__GOAL__. Each entry that follows must be output without any deviation.

-------- ENTRIES PROVIDED --------

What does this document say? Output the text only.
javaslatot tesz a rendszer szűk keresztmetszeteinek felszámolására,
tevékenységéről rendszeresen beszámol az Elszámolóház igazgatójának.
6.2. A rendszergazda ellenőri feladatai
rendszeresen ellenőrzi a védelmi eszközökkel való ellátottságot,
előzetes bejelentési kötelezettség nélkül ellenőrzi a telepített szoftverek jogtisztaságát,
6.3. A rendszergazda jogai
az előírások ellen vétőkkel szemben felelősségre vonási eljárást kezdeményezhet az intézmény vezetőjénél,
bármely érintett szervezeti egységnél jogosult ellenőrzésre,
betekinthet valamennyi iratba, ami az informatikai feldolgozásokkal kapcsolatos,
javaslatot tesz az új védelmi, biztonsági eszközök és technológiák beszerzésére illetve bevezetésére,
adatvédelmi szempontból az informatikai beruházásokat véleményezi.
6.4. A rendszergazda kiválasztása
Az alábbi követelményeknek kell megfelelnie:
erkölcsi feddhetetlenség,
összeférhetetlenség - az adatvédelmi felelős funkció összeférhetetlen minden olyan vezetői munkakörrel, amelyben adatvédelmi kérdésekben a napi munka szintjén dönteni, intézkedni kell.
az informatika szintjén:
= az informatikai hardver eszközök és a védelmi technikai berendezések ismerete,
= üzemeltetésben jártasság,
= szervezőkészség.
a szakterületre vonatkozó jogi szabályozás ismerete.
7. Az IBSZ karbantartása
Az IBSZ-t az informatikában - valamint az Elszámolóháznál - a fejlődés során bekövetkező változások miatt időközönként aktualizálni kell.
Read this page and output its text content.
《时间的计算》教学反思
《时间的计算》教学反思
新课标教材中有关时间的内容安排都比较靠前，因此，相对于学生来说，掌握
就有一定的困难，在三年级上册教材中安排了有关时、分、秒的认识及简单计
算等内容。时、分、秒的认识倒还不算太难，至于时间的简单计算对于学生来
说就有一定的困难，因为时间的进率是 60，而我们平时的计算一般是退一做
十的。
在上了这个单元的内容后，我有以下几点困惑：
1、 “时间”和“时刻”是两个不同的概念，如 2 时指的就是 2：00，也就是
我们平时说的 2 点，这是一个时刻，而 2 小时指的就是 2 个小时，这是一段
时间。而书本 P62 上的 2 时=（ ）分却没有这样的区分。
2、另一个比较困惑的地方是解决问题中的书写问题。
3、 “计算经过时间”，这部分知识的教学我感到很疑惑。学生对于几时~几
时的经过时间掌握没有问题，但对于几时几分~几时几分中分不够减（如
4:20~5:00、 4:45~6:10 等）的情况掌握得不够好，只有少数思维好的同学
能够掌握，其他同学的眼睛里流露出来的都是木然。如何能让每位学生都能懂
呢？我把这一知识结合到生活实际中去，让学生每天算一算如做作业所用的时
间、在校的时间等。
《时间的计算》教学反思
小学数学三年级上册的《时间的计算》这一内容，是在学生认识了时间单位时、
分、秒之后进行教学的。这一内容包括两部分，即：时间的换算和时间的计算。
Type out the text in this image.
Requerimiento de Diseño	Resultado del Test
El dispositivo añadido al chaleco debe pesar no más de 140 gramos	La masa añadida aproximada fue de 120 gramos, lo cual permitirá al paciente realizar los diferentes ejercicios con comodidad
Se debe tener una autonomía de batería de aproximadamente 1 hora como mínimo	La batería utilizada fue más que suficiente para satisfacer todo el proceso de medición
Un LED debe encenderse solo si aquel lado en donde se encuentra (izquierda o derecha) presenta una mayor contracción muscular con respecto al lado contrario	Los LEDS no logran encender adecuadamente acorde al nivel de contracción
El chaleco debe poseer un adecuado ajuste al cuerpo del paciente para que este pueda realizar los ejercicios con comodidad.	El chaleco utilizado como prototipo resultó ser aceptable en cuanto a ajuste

--------

__EXERCISE RESULT__.
What does this document say? Output the text only.
javaslatot tesz a rendszer szűk keresztmetszeteinek felszámolására,
tevékenységéről rendszeresen beszámol az Elszámolóház igazgatójának.
6.2. A rendszergazda ellenőri feladatai
rendszeresen ellenőrzi a védelmi eszközökkel való ellátottságot,
előzetes bejelentési kötelezettség nélkül ellenőrzi a telepített szoftverek jogtisztaságát,
6.3. A rendszergazda jogai
az előírások ellen vétőkkel szemben felelősségre vonási eljárást kezdeményezhet az intézmény vezetőjénél,
bármely érintett szervezeti egységnél jogosult ellenőrzésre,
betekinthet valamennyi iratba, ami az informatikai feldolgozásokkal kapcsolatos,
javaslatot tesz az új védelmi, biztonsági eszközök és technológiák beszerzésére illetve bevezetésére,
adatvédelmi szempontból az informatikai beruházásokat véleményezi.
6.4. A rendszergazda kiválasztása
Az alábbi követelményeknek kell megfelelnie:
erkölcsi feddhetetlenség,
összeférhetetlenség - az adatvédelmi felelős funkció összeférhetetlen minden olyan vezetői munkakörrel, amelyben adatvédelmi kérdésekben a napi munka szintjén dönteni, intézkedni kell.
az informatika szintjén:
= az informatikai hardver eszközök és a védelmi technikai berendezések ismerete,
= üzemeltetésben jártasság,
= szervezőkészség.
a szakterületre vonatkozó jogi szabályozás ismerete.
7. Az IBSZ karbantartása
Az IBSZ-t az informatikában - valamint az Elszámolóháznál - a fejlődés során bekövetkező változások miatt időközönként aktualizálni kell.
Read this page and output its text content.
《时间的计算》教学反思
《时间的计算》教学反思
新课标教材中有关时间的内容安排都比较靠前，因此，相对于学生来说，掌握
就有一定的困难，在三年级上册教材中安排了有关时、分、秒的认识及简单计
算等内容。时、分、秒的认识倒还不算太难，至于时间的简单计算对于学生来
说就有一定的困难，因为时间的进率是 60，而我们平时的计算一般是退一做
十的。
在上了这个单元的内容后，我有以下几点困惑：
1、 “时间”和“时刻”是两个不同的概念，如 2 时指的就是 2：00，也就是
我们平时说的 2 点，这是一个时刻，而 2 小时指的就是 2 个小时，这是一段
时间。而书本 P62 上的 2 时=（ ）分却没有这样的区分。
2、另一个比较困惑的地方是解决问题中的书写问题。
3、 “计算经过时间”，这部分知识的教学我感到很疑惑。学生对于几时~几
时的经过时间掌握没有问题，但对于几时几分~几时几分中分不够减（如
4:20~5:00、 4:45~6:10 等）的情况掌握得不够好，只有少数思维好的同学
能够掌握，其他同学的眼睛里流露出来的都是木然。如何能让每位学生都能懂
呢？我把这一知识结合到生活实际中去，让学生每天算一算如做作业所用的时
间、在校的时间等。
《时间的计算》教学反思
小学数学三年级上册的《时间的计算》这一内容，是在学生认识了时间单位时、
分、秒之后进行教学的。这一内容包括两部分，即：时间的换算和时间的计算。
Type out the text in this image.
Requerimiento de Diseño	Resultado del Test
El dispositivo añadido al chaleco debe pesar no más de 140 gramos	La masa añadida aproximada fue de 120 gramos, lo cual permitirá al paciente realizar los diferentes ejercicios con comodidad
Se debe tener una autonomía de batería de aproximadamente 1 hora como mínimo	La batería utilizada fue más que suficiente para satisfacer todo el proceso de medición
Un LED debe encenderse solo si aquel lado en donde se encuentra (izquierda o derecha) presenta una mayor contracción muscular con respecto al lado contrario	Los LEDS no logran encender adecuadamente acorde al nivel de contracción
El chaleco debe poseer un adecuado ajuste al cuerpo del paciente para que este pueda realizar los ejercicios con comodidad.	El chaleco utilizado como prototipo resultó ser aceptable en cuanto a ajuste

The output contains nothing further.